** Saved entries **
##########
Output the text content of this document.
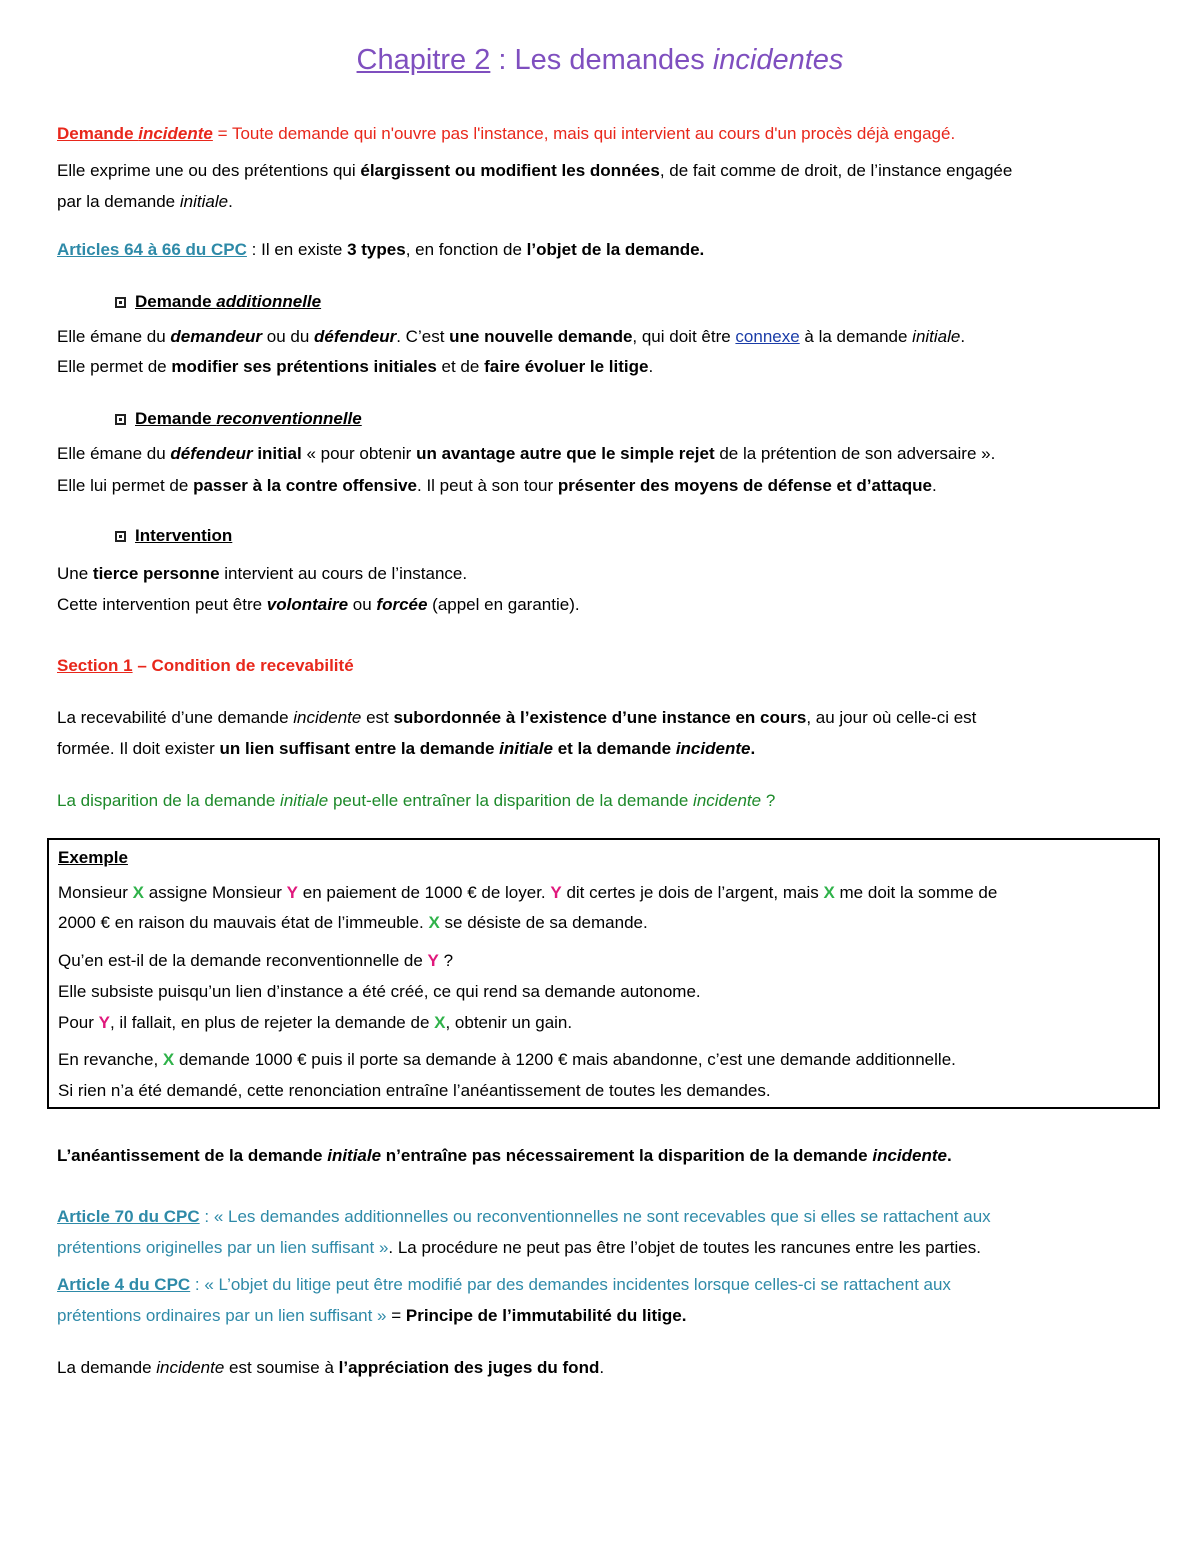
Chapitre 2 : Les demandes incidentes
Demande incidente = Toute demande qui n'ouvre pas l'instance, mais qui intervient au cours d'un procès déjà engagé.
Elle exprime une ou des prétentions qui élargissent ou modifient les données, de fait comme de droit, de l’instance engagée
par la demande initiale.
Articles 64 à 66 du CPC : Il en existe 3 types, en fonction de l’objet de la demande.
Demande additionnelle
Elle émane du demandeur ou du défendeur. C’est une nouvelle demande, qui doit être connexe à la demande initiale.
Elle permet de modifier ses prétentions initiales et de faire évoluer le litige.
Demande reconventionnelle
Elle émane du défendeur initial « pour obtenir un avantage autre que le simple rejet de la prétention de son adversaire ».
Elle lui permet de passer à la contre offensive. Il peut à son tour présenter des moyens de défense et d’attaque.
Intervention
Une tierce personne intervient au cours de l’instance.
Cette intervention peut être volontaire ou forcée (appel en garantie).
Section 1 – Condition de recevabilité
La recevabilité d’une demande incidente est subordonnée à l’existence d’une instance en cours, au jour où celle-ci est
formée. Il doit exister un lien suffisant entre la demande initiale et la demande incidente.
La disparition de la demande initiale peut-elle entraîner la disparition de la demande incidente ?
Exemple
Monsieur X assigne Monsieur Y en paiement de 1000 € de loyer. Y dit certes je dois de l’argent, mais X me doit la somme de
2000 € en raison du mauvais état de l’immeuble. X se désiste de sa demande.
Qu’en est-il de la demande reconventionnelle de Y ?
Elle subsiste puisqu’un lien d’instance a été créé, ce qui rend sa demande autonome.
Pour Y, il fallait, en plus de rejeter la demande de X, obtenir un gain.
En revanche, X demande 1000 € puis il porte sa demande à 1200 € mais abandonne, c’est une demande additionnelle.
Si rien n’a été demandé, cette renonciation entraîne l’anéantissement de toutes les demandes.
L’anéantissement de la demande initiale n’entraîne pas nécessairement la disparition de la demande incidente.
Article 70 du CPC : « Les demandes additionnelles ou reconventionnelles ne sont recevables que si elles se rattachent aux
prétentions originelles par un lien suffisant ». La procédure ne peut pas être l’objet de toutes les rancunes entre les parties.
Article 4 du CPC : « L’objet du litige peut être modifié par des demandes incidentes lorsque celles-ci se rattachent aux
prétentions ordinaires par un lien suffisant » = Principe de l’immutabilité du litige.
La demande incidente est soumise à l’appréciation des juges du fond.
##########
** CHALLENGE **
Copy each line exactly, and leave the pictures out of your copy.

** REPLY **
Output the text content of this document.
Chapitre 2 : Les demandes incidentes
Demande incidente = Toute demande qui n'ouvre pas l'instance, mais qui intervient au cours d'un procès déjà engagé.
Elle exprime une ou des prétentions qui élargissent ou modifient les données, de fait comme de droit, de l’instance engagée
par la demande initiale.
Articles 64 à 66 du CPC : Il en existe 3 types, en fonction de l’objet de la demande.
Demande additionnelle
Elle émane du demandeur ou du défendeur. C’est une nouvelle demande, qui doit être connexe à la demande initiale.
Elle permet de modifier ses prétentions initiales et de faire évoluer le litige.
Demande reconventionnelle
Elle émane du défendeur initial « pour obtenir un avantage autre que le simple rejet de la prétention de son adversaire ».
Elle lui permet de passer à la contre offensive. Il peut à son tour présenter des moyens de défense et d’attaque.
Intervention
Une tierce personne intervient au cours de l’instance.
Cette intervention peut être volontaire ou forcée (appel en garantie).
Section 1 – Condition de recevabilité
La recevabilité d’une demande incidente est subordonnée à l’existence d’une instance en cours, au jour où celle-ci est
formée. Il doit exister un lien suffisant entre la demande initiale et la demande incidente.
La disparition de la demande initiale peut-elle entraîner la disparition de la demande incidente ?
Exemple
Monsieur X assigne Monsieur Y en paiement de 1000 € de loyer. Y dit certes je dois de l’argent, mais X me doit la somme de
2000 € en raison du mauvais état de l’immeuble. X se désiste de sa demande.
Qu’en est-il de la demande reconventionnelle de Y ?
Elle subsiste puisqu’un lien d’instance a été créé, ce qui rend sa demande autonome.
Pour Y, il fallait, en plus de rejeter la demande de X, obtenir un gain.
En revanche, X demande 1000 € puis il porte sa demande à 1200 € mais abandonne, c’est une demande additionnelle.
Si rien n’a été demandé, cette renonciation entraîne l’anéantissement de toutes les demandes.
L’anéantissement de la demande initiale n’entraîne pas nécessairement la disparition de la demande incidente.
Article 70 du CPC : « Les demandes additionnelles ou reconventionnelles ne sont recevables que si elles se rattachent aux
prétentions originelles par un lien suffisant ». La procédure ne peut pas être l’objet de toutes les rancunes entre les parties.
Article 4 du CPC : « L’objet du litige peut être modifié par des demandes incidentes lorsque celles-ci se rattachent aux
prétentions ordinaires par un lien suffisant » = Principe de l’immutabilité du litige.
La demande incidente est soumise à l’appréciation des juges du fond.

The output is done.